• _Listed records_:

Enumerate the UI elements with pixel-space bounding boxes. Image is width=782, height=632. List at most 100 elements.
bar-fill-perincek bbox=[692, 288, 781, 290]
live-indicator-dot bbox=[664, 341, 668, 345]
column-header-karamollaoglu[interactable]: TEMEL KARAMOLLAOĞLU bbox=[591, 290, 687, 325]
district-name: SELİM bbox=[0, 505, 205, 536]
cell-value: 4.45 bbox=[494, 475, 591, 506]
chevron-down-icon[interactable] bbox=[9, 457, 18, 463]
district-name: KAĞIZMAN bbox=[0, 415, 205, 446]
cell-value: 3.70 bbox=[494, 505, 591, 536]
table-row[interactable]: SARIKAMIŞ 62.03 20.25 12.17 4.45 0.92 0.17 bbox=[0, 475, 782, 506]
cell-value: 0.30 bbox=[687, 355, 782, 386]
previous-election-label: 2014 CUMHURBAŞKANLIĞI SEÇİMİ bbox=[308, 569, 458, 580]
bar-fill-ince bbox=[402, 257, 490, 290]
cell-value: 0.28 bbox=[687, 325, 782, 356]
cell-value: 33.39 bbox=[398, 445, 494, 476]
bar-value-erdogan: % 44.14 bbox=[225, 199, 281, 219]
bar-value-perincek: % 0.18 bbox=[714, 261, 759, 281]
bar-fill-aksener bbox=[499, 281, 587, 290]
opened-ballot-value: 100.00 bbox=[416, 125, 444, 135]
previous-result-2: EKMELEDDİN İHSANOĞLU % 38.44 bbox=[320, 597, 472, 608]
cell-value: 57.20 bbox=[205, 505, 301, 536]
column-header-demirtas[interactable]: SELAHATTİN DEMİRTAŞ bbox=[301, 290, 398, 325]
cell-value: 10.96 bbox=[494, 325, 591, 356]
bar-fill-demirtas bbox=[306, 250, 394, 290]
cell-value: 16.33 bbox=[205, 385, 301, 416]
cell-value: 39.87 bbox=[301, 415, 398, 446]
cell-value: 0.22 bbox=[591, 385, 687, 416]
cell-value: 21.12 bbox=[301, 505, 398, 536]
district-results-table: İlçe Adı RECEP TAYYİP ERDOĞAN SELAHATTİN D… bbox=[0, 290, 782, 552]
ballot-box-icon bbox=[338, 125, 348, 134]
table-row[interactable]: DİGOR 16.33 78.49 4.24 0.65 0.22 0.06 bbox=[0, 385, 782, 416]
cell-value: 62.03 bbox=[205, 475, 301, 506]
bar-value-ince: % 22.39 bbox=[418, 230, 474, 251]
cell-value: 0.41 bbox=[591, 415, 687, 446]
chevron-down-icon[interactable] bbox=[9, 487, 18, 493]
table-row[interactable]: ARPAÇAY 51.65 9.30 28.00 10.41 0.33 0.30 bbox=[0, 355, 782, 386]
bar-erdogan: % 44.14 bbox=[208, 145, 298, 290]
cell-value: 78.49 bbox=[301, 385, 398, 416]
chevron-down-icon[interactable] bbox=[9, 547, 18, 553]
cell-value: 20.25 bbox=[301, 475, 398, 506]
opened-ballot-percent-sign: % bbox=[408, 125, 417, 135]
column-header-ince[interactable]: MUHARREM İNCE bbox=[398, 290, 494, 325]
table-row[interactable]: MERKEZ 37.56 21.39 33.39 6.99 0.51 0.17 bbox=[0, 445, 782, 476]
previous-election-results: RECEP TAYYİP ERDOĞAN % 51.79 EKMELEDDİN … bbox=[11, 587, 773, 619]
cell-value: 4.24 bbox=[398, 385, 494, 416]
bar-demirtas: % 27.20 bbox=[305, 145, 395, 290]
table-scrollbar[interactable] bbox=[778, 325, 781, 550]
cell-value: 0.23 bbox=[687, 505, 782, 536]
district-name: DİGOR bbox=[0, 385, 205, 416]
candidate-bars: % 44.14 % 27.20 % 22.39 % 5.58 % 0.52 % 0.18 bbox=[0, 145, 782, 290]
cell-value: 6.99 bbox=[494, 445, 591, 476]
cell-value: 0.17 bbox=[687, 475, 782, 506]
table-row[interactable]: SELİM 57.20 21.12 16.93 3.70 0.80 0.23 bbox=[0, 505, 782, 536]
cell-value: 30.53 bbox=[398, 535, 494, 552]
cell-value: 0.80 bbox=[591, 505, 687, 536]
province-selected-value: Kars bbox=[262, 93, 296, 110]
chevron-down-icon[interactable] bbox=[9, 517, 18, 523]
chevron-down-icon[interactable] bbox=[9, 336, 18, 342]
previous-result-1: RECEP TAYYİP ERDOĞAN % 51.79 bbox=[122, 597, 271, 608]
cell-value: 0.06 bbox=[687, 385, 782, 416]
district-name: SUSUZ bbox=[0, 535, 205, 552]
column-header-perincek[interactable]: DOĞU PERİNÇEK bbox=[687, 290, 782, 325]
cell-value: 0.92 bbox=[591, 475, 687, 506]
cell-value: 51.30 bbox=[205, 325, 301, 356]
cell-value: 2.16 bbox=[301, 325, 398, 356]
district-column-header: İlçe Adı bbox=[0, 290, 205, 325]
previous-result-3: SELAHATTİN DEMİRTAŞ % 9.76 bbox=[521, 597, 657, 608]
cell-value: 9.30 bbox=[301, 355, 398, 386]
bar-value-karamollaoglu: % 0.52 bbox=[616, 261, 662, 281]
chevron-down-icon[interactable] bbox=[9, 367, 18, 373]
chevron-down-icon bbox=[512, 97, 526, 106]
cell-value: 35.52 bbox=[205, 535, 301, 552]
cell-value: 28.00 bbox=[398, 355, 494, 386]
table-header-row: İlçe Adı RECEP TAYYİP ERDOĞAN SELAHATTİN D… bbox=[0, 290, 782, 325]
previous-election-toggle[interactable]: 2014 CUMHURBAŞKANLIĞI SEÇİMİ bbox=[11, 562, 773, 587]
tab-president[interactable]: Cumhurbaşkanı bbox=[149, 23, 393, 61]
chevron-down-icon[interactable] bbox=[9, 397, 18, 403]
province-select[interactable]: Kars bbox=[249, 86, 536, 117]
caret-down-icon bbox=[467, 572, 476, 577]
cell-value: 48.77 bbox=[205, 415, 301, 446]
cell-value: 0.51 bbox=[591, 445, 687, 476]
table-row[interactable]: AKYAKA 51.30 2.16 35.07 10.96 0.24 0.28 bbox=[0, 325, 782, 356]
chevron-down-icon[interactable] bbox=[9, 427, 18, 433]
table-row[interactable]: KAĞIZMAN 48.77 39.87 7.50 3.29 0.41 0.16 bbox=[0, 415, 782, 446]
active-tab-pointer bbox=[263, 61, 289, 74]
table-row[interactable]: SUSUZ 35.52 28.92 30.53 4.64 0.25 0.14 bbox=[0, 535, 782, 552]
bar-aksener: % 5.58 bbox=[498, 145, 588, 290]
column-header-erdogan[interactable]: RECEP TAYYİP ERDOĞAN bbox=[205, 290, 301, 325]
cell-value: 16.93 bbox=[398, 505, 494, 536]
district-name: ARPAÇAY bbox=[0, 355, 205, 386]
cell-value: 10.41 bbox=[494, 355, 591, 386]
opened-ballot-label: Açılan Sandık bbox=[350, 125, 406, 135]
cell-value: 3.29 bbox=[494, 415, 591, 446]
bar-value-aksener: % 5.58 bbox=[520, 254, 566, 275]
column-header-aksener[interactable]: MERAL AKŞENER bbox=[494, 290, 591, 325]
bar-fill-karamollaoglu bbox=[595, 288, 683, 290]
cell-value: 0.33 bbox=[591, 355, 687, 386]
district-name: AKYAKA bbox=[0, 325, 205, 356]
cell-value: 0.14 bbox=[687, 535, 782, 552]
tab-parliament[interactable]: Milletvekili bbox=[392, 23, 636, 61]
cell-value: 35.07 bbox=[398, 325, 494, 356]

• _Goal_: Rename "district-name" to "district-label" everywhere in the lines above and give them again with everything else unchanged.

• _Written solution_:
Enumerate the UI elements with pixel-space bounding boxes. Image is width=782, height=632. List at most 100 elements.
bar-fill-perincek bbox=[692, 288, 781, 290]
live-indicator-dot bbox=[664, 341, 668, 345]
column-header-karamollaoglu[interactable]: TEMEL KARAMOLLAOĞLU bbox=[591, 290, 687, 325]
district-label: SELİM bbox=[0, 505, 205, 536]
cell-value: 4.45 bbox=[494, 475, 591, 506]
chevron-down-icon[interactable] bbox=[9, 457, 18, 463]
district-label: KAĞIZMAN bbox=[0, 415, 205, 446]
cell-value: 3.70 bbox=[494, 505, 591, 536]
table-row[interactable]: SARIKAMIŞ 62.03 20.25 12.17 4.45 0.92 0.17 bbox=[0, 475, 782, 506]
cell-value: 0.30 bbox=[687, 355, 782, 386]
previous-election-label: 2014 CUMHURBAŞKANLIĞI SEÇİMİ bbox=[308, 569, 458, 580]
bar-fill-ince bbox=[402, 257, 490, 290]
cell-value: 0.28 bbox=[687, 325, 782, 356]
cell-value: 33.39 bbox=[398, 445, 494, 476]
bar-value-erdogan: % 44.14 bbox=[225, 199, 281, 219]
bar-value-perincek: % 0.18 bbox=[714, 261, 759, 281]
bar-fill-aksener bbox=[499, 281, 587, 290]
opened-ballot-value: 100.00 bbox=[416, 125, 444, 135]
previous-result-2: EKMELEDDİN İHSANOĞLU % 38.44 bbox=[320, 597, 472, 608]
cell-value: 57.20 bbox=[205, 505, 301, 536]
column-header-demirtas[interactable]: SELAHATTİN DEMİRTAŞ bbox=[301, 290, 398, 325]
cell-value: 10.96 bbox=[494, 325, 591, 356]
bar-fill-demirtas bbox=[306, 250, 394, 290]
cell-value: 16.33 bbox=[205, 385, 301, 416]
cell-value: 39.87 bbox=[301, 415, 398, 446]
cell-value: 0.22 bbox=[591, 385, 687, 416]
cell-value: 21.12 bbox=[301, 505, 398, 536]
district-results-table: İlçe Adı RECEP TAYYİP ERDOĞAN SELAHATTİN D… bbox=[0, 290, 782, 552]
ballot-box-icon bbox=[338, 125, 348, 134]
table-row[interactable]: DİGOR 16.33 78.49 4.24 0.65 0.22 0.06 bbox=[0, 385, 782, 416]
cell-value: 62.03 bbox=[205, 475, 301, 506]
bar-value-ince: % 22.39 bbox=[418, 230, 474, 251]
cell-value: 0.41 bbox=[591, 415, 687, 446]
chevron-down-icon[interactable] bbox=[9, 487, 18, 493]
table-row[interactable]: ARPAÇAY 51.65 9.30 28.00 10.41 0.33 0.30 bbox=[0, 355, 782, 386]
bar-erdogan: % 44.14 bbox=[208, 145, 298, 290]
cell-value: 78.49 bbox=[301, 385, 398, 416]
chevron-down-icon[interactable] bbox=[9, 547, 18, 553]
cell-value: 20.25 bbox=[301, 475, 398, 506]
opened-ballot-percent-sign: % bbox=[408, 125, 417, 135]
column-header-ince[interactable]: MUHARREM İNCE bbox=[398, 290, 494, 325]
table-row[interactable]: MERKEZ 37.56 21.39 33.39 6.99 0.51 0.17 bbox=[0, 445, 782, 476]
previous-election-results: RECEP TAYYİP ERDOĞAN % 51.79 EKMELEDDİN … bbox=[11, 587, 773, 619]
cell-value: 4.24 bbox=[398, 385, 494, 416]
bar-demirtas: % 27.20 bbox=[305, 145, 395, 290]
table-scrollbar[interactable] bbox=[778, 325, 781, 550]
cell-value: 0.23 bbox=[687, 505, 782, 536]
district-label: DİGOR bbox=[0, 385, 205, 416]
candidate-bars: % 44.14 % 27.20 % 22.39 % 5.58 % 0.52 % 0.18 bbox=[0, 145, 782, 290]
cell-value: 6.99 bbox=[494, 445, 591, 476]
cell-value: 0.17 bbox=[687, 475, 782, 506]
table-row[interactable]: SELİM 57.20 21.12 16.93 3.70 0.80 0.23 bbox=[0, 505, 782, 536]
cell-value: 30.53 bbox=[398, 535, 494, 552]
cell-value: 0.80 bbox=[591, 505, 687, 536]
province-selected-value: Kars bbox=[262, 93, 296, 110]
chevron-down-icon[interactable] bbox=[9, 517, 18, 523]
chevron-down-icon[interactable] bbox=[9, 336, 18, 342]
previous-result-1: RECEP TAYYİP ERDOĞAN % 51.79 bbox=[122, 597, 271, 608]
cell-value: 0.06 bbox=[687, 385, 782, 416]
district-label: SUSUZ bbox=[0, 535, 205, 552]
column-header-perincek[interactable]: DOĞU PERİNÇEK bbox=[687, 290, 782, 325]
cell-value: 0.92 bbox=[591, 475, 687, 506]
cell-value: 51.30 bbox=[205, 325, 301, 356]
cell-value: 2.16 bbox=[301, 325, 398, 356]
district-column-header: İlçe Adı bbox=[0, 290, 205, 325]
previous-result-3: SELAHATTİN DEMİRTAŞ % 9.76 bbox=[521, 597, 657, 608]
cell-value: 9.30 bbox=[301, 355, 398, 386]
bar-value-karamollaoglu: % 0.52 bbox=[616, 261, 662, 281]
chevron-down-icon[interactable] bbox=[9, 367, 18, 373]
chevron-down-icon bbox=[512, 97, 526, 106]
cell-value: 35.52 bbox=[205, 535, 301, 552]
cell-value: 28.00 bbox=[398, 355, 494, 386]
table-header-row: İlçe Adı RECEP TAYYİP ERDOĞAN SELAHATTİN D… bbox=[0, 290, 782, 325]
previous-election-toggle[interactable]: 2014 CUMHURBAŞKANLIĞI SEÇİMİ bbox=[11, 562, 773, 587]
tab-president[interactable]: Cumhurbaşkanı bbox=[149, 23, 393, 61]
chevron-down-icon[interactable] bbox=[9, 397, 18, 403]
province-select[interactable]: Kars bbox=[249, 86, 536, 117]
caret-down-icon bbox=[467, 572, 476, 577]
cell-value: 48.77 bbox=[205, 415, 301, 446]
cell-value: 0.51 bbox=[591, 445, 687, 476]
table-row[interactable]: AKYAKA 51.30 2.16 35.07 10.96 0.24 0.28 bbox=[0, 325, 782, 356]
chevron-down-icon[interactable] bbox=[9, 427, 18, 433]
table-row[interactable]: KAĞIZMAN 48.77 39.87 7.50 3.29 0.41 0.16 bbox=[0, 415, 782, 446]
active-tab-pointer bbox=[263, 61, 289, 74]
table-row[interactable]: SUSUZ 35.52 28.92 30.53 4.64 0.25 0.14 bbox=[0, 535, 782, 552]
bar-aksener: % 5.58 bbox=[498, 145, 588, 290]
column-header-erdogan[interactable]: RECEP TAYYİP ERDOĞAN bbox=[205, 290, 301, 325]
cell-value: 16.93 bbox=[398, 505, 494, 536]
district-label: ARPAÇAY bbox=[0, 355, 205, 386]
cell-value: 10.41 bbox=[494, 355, 591, 386]
opened-ballot-label: Açılan Sandık bbox=[350, 125, 406, 135]
cell-value: 3.29 bbox=[494, 415, 591, 446]
bar-value-aksener: % 5.58 bbox=[520, 254, 566, 275]
column-header-aksener[interactable]: MERAL AKŞENER bbox=[494, 290, 591, 325]
bar-fill-karamollaoglu bbox=[595, 288, 683, 290]
cell-value: 0.33 bbox=[591, 355, 687, 386]
district-label: AKYAKA bbox=[0, 325, 205, 356]
cell-value: 0.14 bbox=[687, 535, 782, 552]
tab-parliament[interactable]: Milletvekili bbox=[392, 23, 636, 61]
cell-value: 35.07 bbox=[398, 325, 494, 356]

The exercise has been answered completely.